#### DATASET ENTRIES:
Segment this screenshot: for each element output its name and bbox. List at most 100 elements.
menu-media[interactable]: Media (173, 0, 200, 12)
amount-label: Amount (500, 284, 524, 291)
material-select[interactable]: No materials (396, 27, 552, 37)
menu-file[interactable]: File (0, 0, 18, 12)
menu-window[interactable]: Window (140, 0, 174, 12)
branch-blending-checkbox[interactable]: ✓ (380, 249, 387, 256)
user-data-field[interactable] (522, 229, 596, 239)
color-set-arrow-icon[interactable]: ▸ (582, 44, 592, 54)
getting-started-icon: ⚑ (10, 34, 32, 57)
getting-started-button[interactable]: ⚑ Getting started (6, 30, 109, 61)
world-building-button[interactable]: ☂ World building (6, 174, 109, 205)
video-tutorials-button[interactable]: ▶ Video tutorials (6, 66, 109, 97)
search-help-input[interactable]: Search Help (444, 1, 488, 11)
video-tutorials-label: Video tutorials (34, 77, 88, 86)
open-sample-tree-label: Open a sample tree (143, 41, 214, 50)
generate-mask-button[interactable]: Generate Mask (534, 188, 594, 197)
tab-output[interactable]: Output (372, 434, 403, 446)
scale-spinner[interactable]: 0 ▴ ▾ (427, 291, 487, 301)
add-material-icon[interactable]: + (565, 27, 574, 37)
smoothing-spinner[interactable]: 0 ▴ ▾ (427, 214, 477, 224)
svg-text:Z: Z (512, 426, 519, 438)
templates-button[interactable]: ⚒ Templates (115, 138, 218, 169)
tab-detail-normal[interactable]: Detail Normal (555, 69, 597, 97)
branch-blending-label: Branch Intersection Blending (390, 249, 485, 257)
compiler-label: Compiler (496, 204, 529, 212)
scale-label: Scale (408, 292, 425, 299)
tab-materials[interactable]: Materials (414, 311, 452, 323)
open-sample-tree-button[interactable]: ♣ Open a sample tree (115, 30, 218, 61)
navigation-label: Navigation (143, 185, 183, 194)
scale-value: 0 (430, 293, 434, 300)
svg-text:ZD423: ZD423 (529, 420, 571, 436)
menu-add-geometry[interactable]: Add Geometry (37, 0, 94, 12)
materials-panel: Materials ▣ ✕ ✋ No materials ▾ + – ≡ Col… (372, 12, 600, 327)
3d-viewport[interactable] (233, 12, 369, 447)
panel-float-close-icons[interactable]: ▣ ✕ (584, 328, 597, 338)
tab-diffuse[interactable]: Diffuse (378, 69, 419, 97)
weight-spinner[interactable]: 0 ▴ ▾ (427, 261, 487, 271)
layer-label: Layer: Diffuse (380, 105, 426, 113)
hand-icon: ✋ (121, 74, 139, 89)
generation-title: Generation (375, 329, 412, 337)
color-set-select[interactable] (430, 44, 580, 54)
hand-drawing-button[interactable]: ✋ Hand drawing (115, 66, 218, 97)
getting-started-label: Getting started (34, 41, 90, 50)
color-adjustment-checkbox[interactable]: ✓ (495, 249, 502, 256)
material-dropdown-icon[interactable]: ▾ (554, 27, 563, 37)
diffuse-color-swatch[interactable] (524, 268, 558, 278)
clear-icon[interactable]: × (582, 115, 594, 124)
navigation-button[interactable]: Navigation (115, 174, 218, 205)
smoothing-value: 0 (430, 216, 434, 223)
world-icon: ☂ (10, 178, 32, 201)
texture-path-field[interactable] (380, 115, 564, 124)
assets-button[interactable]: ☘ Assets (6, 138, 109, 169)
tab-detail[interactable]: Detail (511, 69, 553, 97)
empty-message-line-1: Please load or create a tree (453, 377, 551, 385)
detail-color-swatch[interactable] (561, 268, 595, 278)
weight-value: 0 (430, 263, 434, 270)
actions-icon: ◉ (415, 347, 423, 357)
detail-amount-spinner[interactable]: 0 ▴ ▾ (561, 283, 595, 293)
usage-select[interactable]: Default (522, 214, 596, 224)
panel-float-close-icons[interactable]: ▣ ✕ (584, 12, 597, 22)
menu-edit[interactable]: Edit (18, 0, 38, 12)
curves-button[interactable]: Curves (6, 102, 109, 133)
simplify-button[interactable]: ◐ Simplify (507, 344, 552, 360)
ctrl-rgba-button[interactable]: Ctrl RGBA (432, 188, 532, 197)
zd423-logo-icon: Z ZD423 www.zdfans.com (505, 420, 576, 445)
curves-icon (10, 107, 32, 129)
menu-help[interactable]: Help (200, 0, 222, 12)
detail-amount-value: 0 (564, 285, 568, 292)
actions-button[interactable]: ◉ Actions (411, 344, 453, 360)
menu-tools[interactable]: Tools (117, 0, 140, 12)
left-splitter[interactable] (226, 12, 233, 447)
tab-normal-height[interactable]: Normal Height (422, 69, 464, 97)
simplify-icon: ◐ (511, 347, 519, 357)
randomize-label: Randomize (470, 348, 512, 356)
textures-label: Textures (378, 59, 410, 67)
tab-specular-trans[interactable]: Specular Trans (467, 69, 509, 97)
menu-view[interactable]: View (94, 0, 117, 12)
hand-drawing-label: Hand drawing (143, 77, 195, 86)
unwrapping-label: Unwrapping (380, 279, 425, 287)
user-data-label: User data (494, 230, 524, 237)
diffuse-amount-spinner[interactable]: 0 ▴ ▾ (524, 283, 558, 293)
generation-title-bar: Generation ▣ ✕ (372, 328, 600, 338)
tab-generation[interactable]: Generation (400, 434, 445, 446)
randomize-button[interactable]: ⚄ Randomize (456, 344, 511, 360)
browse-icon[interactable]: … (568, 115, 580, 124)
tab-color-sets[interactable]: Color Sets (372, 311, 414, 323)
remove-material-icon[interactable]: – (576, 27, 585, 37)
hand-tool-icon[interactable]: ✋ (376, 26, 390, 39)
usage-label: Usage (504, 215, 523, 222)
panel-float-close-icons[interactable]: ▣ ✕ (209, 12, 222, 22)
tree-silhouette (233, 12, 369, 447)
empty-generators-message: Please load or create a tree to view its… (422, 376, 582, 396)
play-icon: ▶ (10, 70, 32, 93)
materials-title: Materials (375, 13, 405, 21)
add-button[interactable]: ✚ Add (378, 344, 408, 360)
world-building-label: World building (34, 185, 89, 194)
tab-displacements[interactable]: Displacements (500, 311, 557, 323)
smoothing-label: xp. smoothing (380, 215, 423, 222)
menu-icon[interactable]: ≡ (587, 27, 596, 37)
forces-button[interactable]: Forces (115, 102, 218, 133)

#### GOAL:
Copy out every line above word for word.

#### RESULT OF THIS TASK:
Segment this screenshot: for each element output its name and bbox. List at most 100 elements.
menu-media[interactable]: Media (173, 0, 200, 12)
amount-label: Amount (500, 284, 524, 291)
material-select[interactable]: No materials (396, 27, 552, 37)
menu-file[interactable]: File (0, 0, 18, 12)
menu-window[interactable]: Window (140, 0, 174, 12)
branch-blending-checkbox[interactable]: ✓ (380, 249, 387, 256)
user-data-field[interactable] (522, 229, 596, 239)
color-set-arrow-icon[interactable]: ▸ (582, 44, 592, 54)
getting-started-icon: ⚑ (10, 34, 32, 57)
getting-started-button[interactable]: ⚑ Getting started (6, 30, 109, 61)
world-building-button[interactable]: ☂ World building (6, 174, 109, 205)
video-tutorials-button[interactable]: ▶ Video tutorials (6, 66, 109, 97)
search-help-input[interactable]: Search Help (444, 1, 488, 11)
video-tutorials-label: Video tutorials (34, 77, 88, 86)
open-sample-tree-label: Open a sample tree (143, 41, 214, 50)
generate-mask-button[interactable]: Generate Mask (534, 188, 594, 197)
tab-output[interactable]: Output (372, 434, 403, 446)
scale-spinner[interactable]: 0 ▴ ▾ (427, 291, 487, 301)
add-material-icon[interactable]: + (565, 27, 574, 37)
smoothing-spinner[interactable]: 0 ▴ ▾ (427, 214, 477, 224)
svg-text:Z: Z (512, 426, 519, 438)
templates-button[interactable]: ⚒ Templates (115, 138, 218, 169)
tab-detail-normal[interactable]: Detail Normal (555, 69, 597, 97)
branch-blending-label: Branch Intersection Blending (390, 249, 485, 257)
compiler-label: Compiler (496, 204, 529, 212)
scale-label: Scale (408, 292, 425, 299)
tab-materials[interactable]: Materials (414, 311, 452, 323)
open-sample-tree-button[interactable]: ♣ Open a sample tree (115, 30, 218, 61)
navigation-label: Navigation (143, 185, 183, 194)
scale-value: 0 (430, 293, 434, 300)
svg-text:ZD423: ZD423 (529, 420, 571, 436)
menu-add-geometry[interactable]: Add Geometry (37, 0, 94, 12)
materials-panel: Materials ▣ ✕ ✋ No materials ▾ + – ≡ Col… (372, 12, 600, 327)
3d-viewport[interactable] (233, 12, 369, 447)
panel-float-close-icons[interactable]: ▣ ✕ (584, 328, 597, 338)
tab-diffuse[interactable]: Diffuse (378, 69, 419, 97)
weight-spinner[interactable]: 0 ▴ ▾ (427, 261, 487, 271)
layer-label: Layer: Diffuse (380, 105, 426, 113)
hand-icon: ✋ (121, 74, 139, 89)
generation-title: Generation (375, 329, 412, 337)
color-set-select[interactable] (430, 44, 580, 54)
hand-drawing-button[interactable]: ✋ Hand drawing (115, 66, 218, 97)
getting-started-label: Getting started (34, 41, 90, 50)
color-adjustment-checkbox[interactable]: ✓ (495, 249, 502, 256)
material-dropdown-icon[interactable]: ▾ (554, 27, 563, 37)
diffuse-color-swatch[interactable] (524, 268, 558, 278)
clear-icon[interactable]: × (582, 115, 594, 124)
navigation-button[interactable]: Navigation (115, 174, 218, 205)
smoothing-value: 0 (430, 216, 434, 223)
world-icon: ☂ (10, 178, 32, 201)
texture-path-field[interactable] (380, 115, 564, 124)
assets-button[interactable]: ☘ Assets (6, 138, 109, 169)
tab-detail[interactable]: Detail (511, 69, 553, 97)
empty-message-line-1: Please load or create a tree (453, 377, 551, 385)
detail-color-swatch[interactable] (561, 268, 595, 278)
weight-value: 0 (430, 263, 434, 270)
actions-icon: ◉ (415, 347, 423, 357)
detail-amount-spinner[interactable]: 0 ▴ ▾ (561, 283, 595, 293)
usage-select[interactable]: Default (522, 214, 596, 224)
panel-float-close-icons[interactable]: ▣ ✕ (584, 12, 597, 22)
menu-edit[interactable]: Edit (18, 0, 38, 12)
curves-button[interactable]: Curves (6, 102, 109, 133)
simplify-button[interactable]: ◐ Simplify (507, 344, 552, 360)
ctrl-rgba-button[interactable]: Ctrl RGBA (432, 188, 532, 197)
zd423-logo-icon: Z ZD423 www.zdfans.com (505, 420, 576, 445)
curves-icon (10, 107, 32, 129)
menu-help[interactable]: Help (200, 0, 222, 12)
detail-amount-value: 0 (564, 285, 568, 292)
actions-button[interactable]: ◉ Actions (411, 344, 453, 360)
menu-tools[interactable]: Tools (117, 0, 140, 12)
left-splitter[interactable] (226, 12, 233, 447)
tab-normal-height[interactable]: Normal Height (422, 69, 464, 97)
simplify-icon: ◐ (511, 347, 519, 357)
randomize-label: Randomize (470, 348, 512, 356)
textures-label: Textures (378, 59, 410, 67)
tab-specular-trans[interactable]: Specular Trans (467, 69, 509, 97)
menu-view[interactable]: View (94, 0, 117, 12)
hand-drawing-label: Hand drawing (143, 77, 195, 86)
unwrapping-label: Unwrapping (380, 279, 425, 287)
user-data-label: User data (494, 230, 524, 237)
diffuse-amount-spinner[interactable]: 0 ▴ ▾ (524, 283, 558, 293)
generation-title-bar: Generation ▣ ✕ (372, 328, 600, 338)
tab-generation[interactable]: Generation (400, 434, 445, 446)
randomize-button[interactable]: ⚄ Randomize (456, 344, 511, 360)
browse-icon[interactable]: … (568, 115, 580, 124)
tab-color-sets[interactable]: Color Sets (372, 311, 414, 323)
remove-material-icon[interactable]: – (576, 27, 585, 37)
hand-tool-icon[interactable]: ✋ (376, 26, 390, 39)
usage-label: Usage (504, 215, 523, 222)
panel-float-close-icons[interactable]: ▣ ✕ (209, 12, 222, 22)
tree-silhouette (233, 12, 369, 447)
empty-generators-message: Please load or create a tree to view its… (422, 376, 582, 396)
play-icon: ▶ (10, 70, 32, 93)
materials-title: Materials (375, 13, 405, 21)
add-button[interactable]: ✚ Add (378, 344, 408, 360)
world-building-label: World building (34, 185, 89, 194)
tab-displacements[interactable]: Displacements (500, 311, 557, 323)
smoothing-label: xp. smoothing (380, 215, 423, 222)
menu-icon[interactable]: ≡ (587, 27, 596, 37)
forces-button[interactable]: Forces (115, 102, 218, 133)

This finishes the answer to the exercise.